▸ WORK REQUIRED
Without the pictures, copy the entries below word for word.

(A run of records)

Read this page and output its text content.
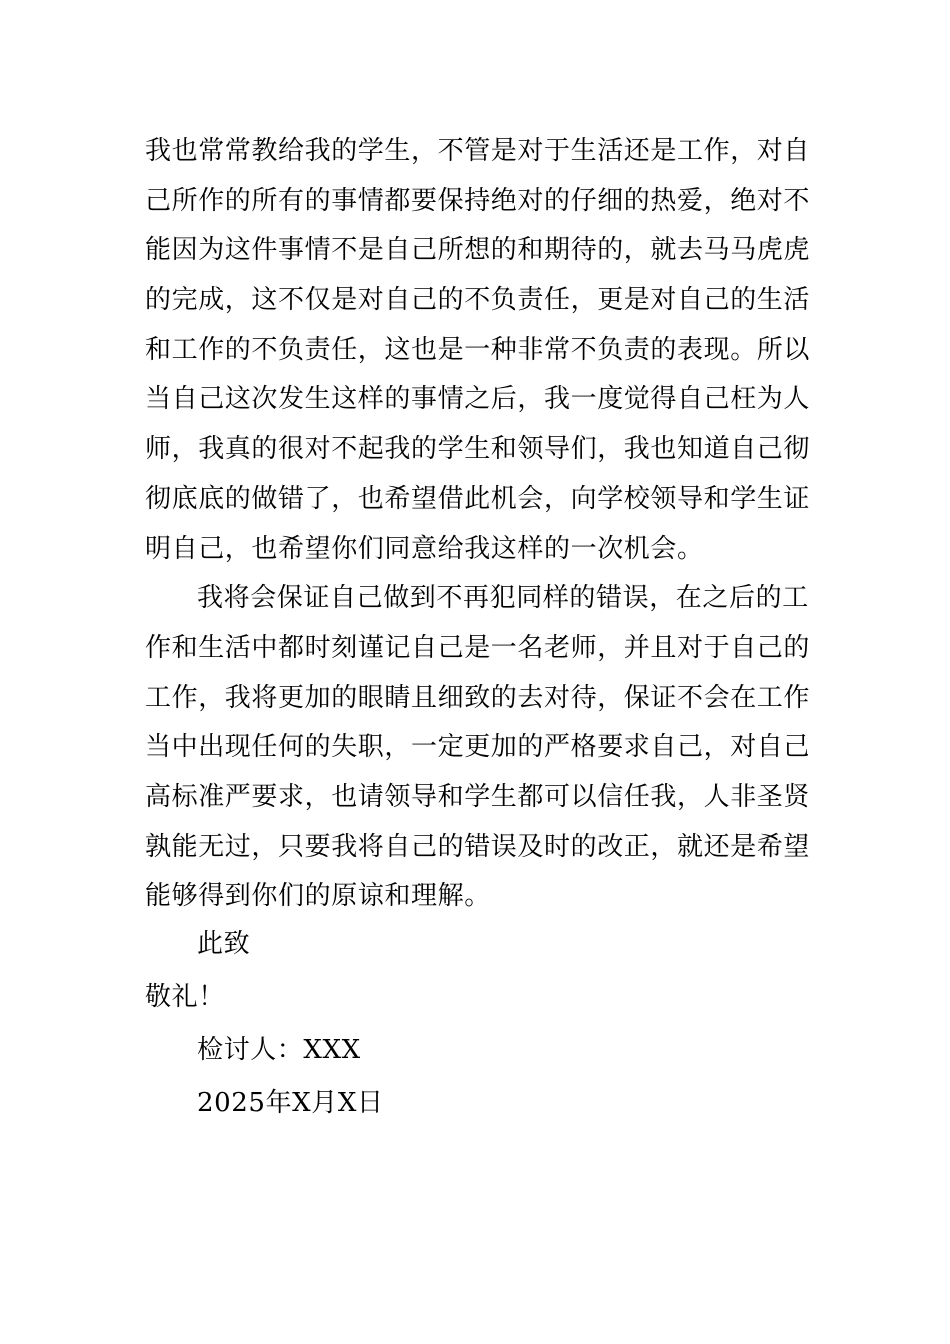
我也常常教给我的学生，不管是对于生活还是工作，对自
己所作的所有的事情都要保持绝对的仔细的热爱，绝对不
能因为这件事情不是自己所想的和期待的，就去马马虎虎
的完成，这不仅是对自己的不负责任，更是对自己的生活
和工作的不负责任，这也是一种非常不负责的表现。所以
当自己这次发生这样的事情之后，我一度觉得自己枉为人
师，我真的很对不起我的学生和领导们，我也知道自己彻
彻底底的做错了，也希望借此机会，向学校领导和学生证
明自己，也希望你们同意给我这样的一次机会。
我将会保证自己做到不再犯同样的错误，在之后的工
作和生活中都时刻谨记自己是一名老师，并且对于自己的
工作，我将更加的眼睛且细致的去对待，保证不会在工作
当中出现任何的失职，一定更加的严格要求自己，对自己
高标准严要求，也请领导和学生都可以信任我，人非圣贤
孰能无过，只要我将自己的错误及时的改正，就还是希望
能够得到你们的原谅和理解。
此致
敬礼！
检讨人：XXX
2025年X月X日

▸ OUTPUT
Read this page and output its text content.
我也常常教给我的学生，不管是对于生活还是工作，对自
己所作的所有的事情都要保持绝对的仔细的热爱，绝对不
能因为这件事情不是自己所想的和期待的，就去马马虎虎
的完成，这不仅是对自己的不负责任，更是对自己的生活
和工作的不负责任，这也是一种非常不负责的表现。所以
当自己这次发生这样的事情之后，我一度觉得自己枉为人
师，我真的很对不起我的学生和领导们，我也知道自己彻
彻底底的做错了，也希望借此机会，向学校领导和学生证
明自己，也希望你们同意给我这样的一次机会。
我将会保证自己做到不再犯同样的错误，在之后的工
作和生活中都时刻谨记自己是一名老师，并且对于自己的
工作，我将更加的眼睛且细致的去对待，保证不会在工作
当中出现任何的失职，一定更加的严格要求自己，对自己
高标准严要求，也请领导和学生都可以信任我，人非圣贤
孰能无过，只要我将自己的错误及时的改正，就还是希望
能够得到你们的原谅和理解。
此致
敬礼！
检讨人：XXX
2025年X月X日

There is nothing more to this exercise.